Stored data
=-=-=
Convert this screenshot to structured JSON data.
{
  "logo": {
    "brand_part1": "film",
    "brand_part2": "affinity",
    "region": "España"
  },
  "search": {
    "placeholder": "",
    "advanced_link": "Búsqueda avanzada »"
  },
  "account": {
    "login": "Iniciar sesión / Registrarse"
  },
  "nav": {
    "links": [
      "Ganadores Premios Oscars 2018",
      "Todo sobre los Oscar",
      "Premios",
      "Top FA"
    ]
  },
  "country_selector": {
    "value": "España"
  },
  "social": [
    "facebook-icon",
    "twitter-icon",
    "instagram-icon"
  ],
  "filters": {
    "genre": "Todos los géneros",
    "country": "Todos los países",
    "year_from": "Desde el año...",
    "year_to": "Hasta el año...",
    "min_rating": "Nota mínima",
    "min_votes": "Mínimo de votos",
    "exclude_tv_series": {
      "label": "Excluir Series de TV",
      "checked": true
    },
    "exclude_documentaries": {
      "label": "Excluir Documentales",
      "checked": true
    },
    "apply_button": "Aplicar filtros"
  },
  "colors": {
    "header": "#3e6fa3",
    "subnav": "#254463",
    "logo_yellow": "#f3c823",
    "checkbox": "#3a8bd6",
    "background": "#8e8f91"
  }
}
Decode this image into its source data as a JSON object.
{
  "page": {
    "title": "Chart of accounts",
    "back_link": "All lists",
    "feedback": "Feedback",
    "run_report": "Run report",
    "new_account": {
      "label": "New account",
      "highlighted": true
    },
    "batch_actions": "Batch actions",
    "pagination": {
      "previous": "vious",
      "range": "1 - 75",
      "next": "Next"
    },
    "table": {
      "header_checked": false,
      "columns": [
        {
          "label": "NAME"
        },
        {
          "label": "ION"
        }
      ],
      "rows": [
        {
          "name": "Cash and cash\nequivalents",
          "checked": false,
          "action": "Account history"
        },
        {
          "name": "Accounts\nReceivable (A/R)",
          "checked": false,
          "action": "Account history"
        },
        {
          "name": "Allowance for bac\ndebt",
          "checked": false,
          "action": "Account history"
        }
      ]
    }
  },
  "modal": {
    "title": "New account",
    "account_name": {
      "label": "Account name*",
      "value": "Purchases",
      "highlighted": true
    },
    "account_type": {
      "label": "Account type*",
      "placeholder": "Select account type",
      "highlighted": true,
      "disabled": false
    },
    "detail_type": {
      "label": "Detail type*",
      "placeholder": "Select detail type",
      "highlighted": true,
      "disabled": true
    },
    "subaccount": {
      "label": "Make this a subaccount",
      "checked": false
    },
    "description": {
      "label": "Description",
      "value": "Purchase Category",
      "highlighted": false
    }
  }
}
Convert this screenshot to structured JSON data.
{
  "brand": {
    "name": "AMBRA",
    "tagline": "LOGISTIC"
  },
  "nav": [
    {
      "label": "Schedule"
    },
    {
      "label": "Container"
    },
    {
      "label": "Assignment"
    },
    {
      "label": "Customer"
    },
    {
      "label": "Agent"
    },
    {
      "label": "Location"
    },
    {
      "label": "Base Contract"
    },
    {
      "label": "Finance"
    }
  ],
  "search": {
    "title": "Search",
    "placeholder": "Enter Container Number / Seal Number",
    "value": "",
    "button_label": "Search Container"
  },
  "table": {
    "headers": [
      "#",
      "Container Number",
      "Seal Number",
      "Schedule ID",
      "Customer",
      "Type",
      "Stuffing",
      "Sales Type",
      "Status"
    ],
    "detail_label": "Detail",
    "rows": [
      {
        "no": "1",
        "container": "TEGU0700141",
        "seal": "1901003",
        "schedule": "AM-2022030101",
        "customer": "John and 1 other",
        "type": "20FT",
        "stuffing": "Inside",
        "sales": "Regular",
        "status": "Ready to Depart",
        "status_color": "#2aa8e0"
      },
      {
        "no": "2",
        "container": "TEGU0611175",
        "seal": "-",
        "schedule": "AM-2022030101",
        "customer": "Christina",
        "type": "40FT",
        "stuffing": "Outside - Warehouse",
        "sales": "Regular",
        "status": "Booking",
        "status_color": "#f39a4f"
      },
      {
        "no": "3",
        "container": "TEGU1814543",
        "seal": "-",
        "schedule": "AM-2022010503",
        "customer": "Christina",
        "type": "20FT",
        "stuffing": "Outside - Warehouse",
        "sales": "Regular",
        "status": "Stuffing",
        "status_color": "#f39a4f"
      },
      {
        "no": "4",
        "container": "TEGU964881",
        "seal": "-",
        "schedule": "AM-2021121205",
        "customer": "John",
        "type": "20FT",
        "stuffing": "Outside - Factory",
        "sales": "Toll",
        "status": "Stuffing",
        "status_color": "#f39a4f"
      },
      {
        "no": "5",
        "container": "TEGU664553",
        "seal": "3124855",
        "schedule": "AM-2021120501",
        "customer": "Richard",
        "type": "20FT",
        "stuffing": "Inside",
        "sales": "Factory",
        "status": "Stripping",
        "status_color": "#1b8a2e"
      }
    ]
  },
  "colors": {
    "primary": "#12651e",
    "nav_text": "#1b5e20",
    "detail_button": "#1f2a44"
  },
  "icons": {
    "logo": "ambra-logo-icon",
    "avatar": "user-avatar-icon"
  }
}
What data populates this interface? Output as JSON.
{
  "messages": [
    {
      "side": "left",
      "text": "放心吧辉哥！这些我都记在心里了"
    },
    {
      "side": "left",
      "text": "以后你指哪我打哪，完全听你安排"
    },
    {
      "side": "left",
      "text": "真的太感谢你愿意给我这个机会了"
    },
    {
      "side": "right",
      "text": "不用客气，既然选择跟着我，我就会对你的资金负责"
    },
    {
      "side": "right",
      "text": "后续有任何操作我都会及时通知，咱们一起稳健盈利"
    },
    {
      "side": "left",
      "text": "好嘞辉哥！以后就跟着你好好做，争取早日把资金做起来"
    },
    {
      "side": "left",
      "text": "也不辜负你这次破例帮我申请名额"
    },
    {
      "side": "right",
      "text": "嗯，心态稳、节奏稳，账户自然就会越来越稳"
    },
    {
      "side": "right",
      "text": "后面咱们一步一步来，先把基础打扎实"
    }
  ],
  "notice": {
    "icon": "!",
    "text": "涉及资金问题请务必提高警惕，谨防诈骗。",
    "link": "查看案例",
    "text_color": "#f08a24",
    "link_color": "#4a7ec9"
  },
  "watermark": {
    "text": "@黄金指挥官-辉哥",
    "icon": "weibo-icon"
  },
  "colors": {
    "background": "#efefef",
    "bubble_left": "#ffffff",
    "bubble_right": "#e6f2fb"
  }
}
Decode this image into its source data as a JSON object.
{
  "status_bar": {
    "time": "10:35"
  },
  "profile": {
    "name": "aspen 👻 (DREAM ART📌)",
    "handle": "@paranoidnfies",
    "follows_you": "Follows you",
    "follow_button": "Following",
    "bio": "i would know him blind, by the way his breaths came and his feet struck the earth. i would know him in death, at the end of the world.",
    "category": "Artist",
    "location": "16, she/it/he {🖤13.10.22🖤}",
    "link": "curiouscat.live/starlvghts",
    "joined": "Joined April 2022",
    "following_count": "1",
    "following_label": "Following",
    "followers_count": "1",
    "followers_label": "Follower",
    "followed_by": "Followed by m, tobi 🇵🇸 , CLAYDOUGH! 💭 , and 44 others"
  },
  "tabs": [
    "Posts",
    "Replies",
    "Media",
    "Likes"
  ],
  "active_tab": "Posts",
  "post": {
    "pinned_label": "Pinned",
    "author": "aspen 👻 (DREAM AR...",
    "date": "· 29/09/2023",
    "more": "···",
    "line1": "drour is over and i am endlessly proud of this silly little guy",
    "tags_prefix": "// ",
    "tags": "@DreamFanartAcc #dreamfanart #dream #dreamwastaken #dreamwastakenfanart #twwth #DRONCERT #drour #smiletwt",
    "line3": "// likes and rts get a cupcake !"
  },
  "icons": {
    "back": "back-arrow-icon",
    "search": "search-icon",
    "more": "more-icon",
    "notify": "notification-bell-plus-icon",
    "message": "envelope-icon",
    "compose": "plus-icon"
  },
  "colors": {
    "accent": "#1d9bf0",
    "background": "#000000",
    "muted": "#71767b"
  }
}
=-=-=
- Exercise description:
For the listing above, identify each line bearing "plus".

- Answer in full:
    "notify": "notification-bell-plus-icon",
    "compose": "plus-icon"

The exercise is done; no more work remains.